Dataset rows

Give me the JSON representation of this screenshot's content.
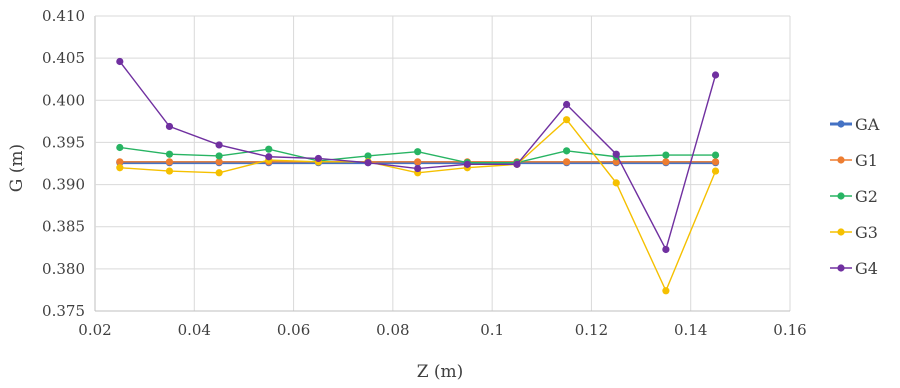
{
  "chart_data": {
    "type": "line",
    "title": "",
    "xlabel": "Z (m)",
    "ylabel": "G (m)",
    "xlim": [
      0.02,
      0.16
    ],
    "ylim": [
      0.375,
      0.41
    ],
    "xticks": [
      "0.02",
      "0.04",
      "0.06",
      "0.08",
      "0.1",
      "0.12",
      "0.14",
      "0.16"
    ],
    "yticks": [
      "0.375",
      "0.380",
      "0.385",
      "0.390",
      "0.395",
      "0.400",
      "0.405",
      "0.410"
    ],
    "grid": true,
    "legend_position": "right",
    "x": [
      0.025,
      0.035,
      0.045,
      0.055,
      0.065,
      0.075,
      0.085,
      0.095,
      0.105,
      0.115,
      0.125,
      0.135,
      0.145
    ],
    "series": [
      {
        "name": "GA",
        "color": "#4472C4",
        "values": [
          0.3926,
          0.3926,
          0.3926,
          0.3926,
          0.3926,
          0.3926,
          0.3926,
          0.3926,
          0.3926,
          0.3926,
          0.3926,
          0.3926,
          0.3926
        ]
      },
      {
        "name": "G1",
        "color": "#ED7D31",
        "values": [
          0.3927,
          0.3927,
          0.3927,
          0.3927,
          0.3927,
          0.3927,
          0.3927,
          0.3927,
          0.3927,
          0.3927,
          0.3927,
          0.3927,
          0.3927
        ]
      },
      {
        "name": "G2",
        "color": "#28B463",
        "values": [
          0.3944,
          0.3936,
          0.3934,
          0.3942,
          0.3928,
          0.3934,
          0.3939,
          0.3926,
          0.3926,
          0.394,
          0.3933,
          0.3935,
          0.3935
        ]
      },
      {
        "name": "G3",
        "color": "#F5C000",
        "values": [
          0.392,
          0.3916,
          0.3914,
          0.3929,
          0.3927,
          0.3927,
          0.3914,
          0.392,
          0.3924,
          0.3977,
          0.3902,
          0.3774,
          0.3916
        ]
      },
      {
        "name": "G4",
        "color": "#7030A0",
        "values": [
          0.4046,
          0.3969,
          0.3947,
          0.3933,
          0.3931,
          0.3926,
          0.3919,
          0.3924,
          0.3924,
          0.3995,
          0.3936,
          0.3823,
          0.403
        ]
      }
    ]
  }
}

> [Exercise goal]:
The entries above are to be returned exactly, without their pictures.

> [Finished answer]:
Give me the JSON representation of this screenshot's content.
{
  "chart_data": {
    "type": "line",
    "title": "",
    "xlabel": "Z (m)",
    "ylabel": "G (m)",
    "xlim": [
      0.02,
      0.16
    ],
    "ylim": [
      0.375,
      0.41
    ],
    "xticks": [
      "0.02",
      "0.04",
      "0.06",
      "0.08",
      "0.1",
      "0.12",
      "0.14",
      "0.16"
    ],
    "yticks": [
      "0.375",
      "0.380",
      "0.385",
      "0.390",
      "0.395",
      "0.400",
      "0.405",
      "0.410"
    ],
    "grid": true,
    "legend_position": "right",
    "x": [
      0.025,
      0.035,
      0.045,
      0.055,
      0.065,
      0.075,
      0.085,
      0.095,
      0.105,
      0.115,
      0.125,
      0.135,
      0.145
    ],
    "series": [
      {
        "name": "GA",
        "color": "#4472C4",
        "values": [
          0.3926,
          0.3926,
          0.3926,
          0.3926,
          0.3926,
          0.3926,
          0.3926,
          0.3926,
          0.3926,
          0.3926,
          0.3926,
          0.3926,
          0.3926
        ]
      },
      {
        "name": "G1",
        "color": "#ED7D31",
        "values": [
          0.3927,
          0.3927,
          0.3927,
          0.3927,
          0.3927,
          0.3927,
          0.3927,
          0.3927,
          0.3927,
          0.3927,
          0.3927,
          0.3927,
          0.3927
        ]
      },
      {
        "name": "G2",
        "color": "#28B463",
        "values": [
          0.3944,
          0.3936,
          0.3934,
          0.3942,
          0.3928,
          0.3934,
          0.3939,
          0.3926,
          0.3926,
          0.394,
          0.3933,
          0.3935,
          0.3935
        ]
      },
      {
        "name": "G3",
        "color": "#F5C000",
        "values": [
          0.392,
          0.3916,
          0.3914,
          0.3929,
          0.3927,
          0.3927,
          0.3914,
          0.392,
          0.3924,
          0.3977,
          0.3902,
          0.3774,
          0.3916
        ]
      },
      {
        "name": "G4",
        "color": "#7030A0",
        "values": [
          0.4046,
          0.3969,
          0.3947,
          0.3933,
          0.3931,
          0.3926,
          0.3919,
          0.3924,
          0.3924,
          0.3995,
          0.3936,
          0.3823,
          0.403
        ]
      }
    ]
  }
}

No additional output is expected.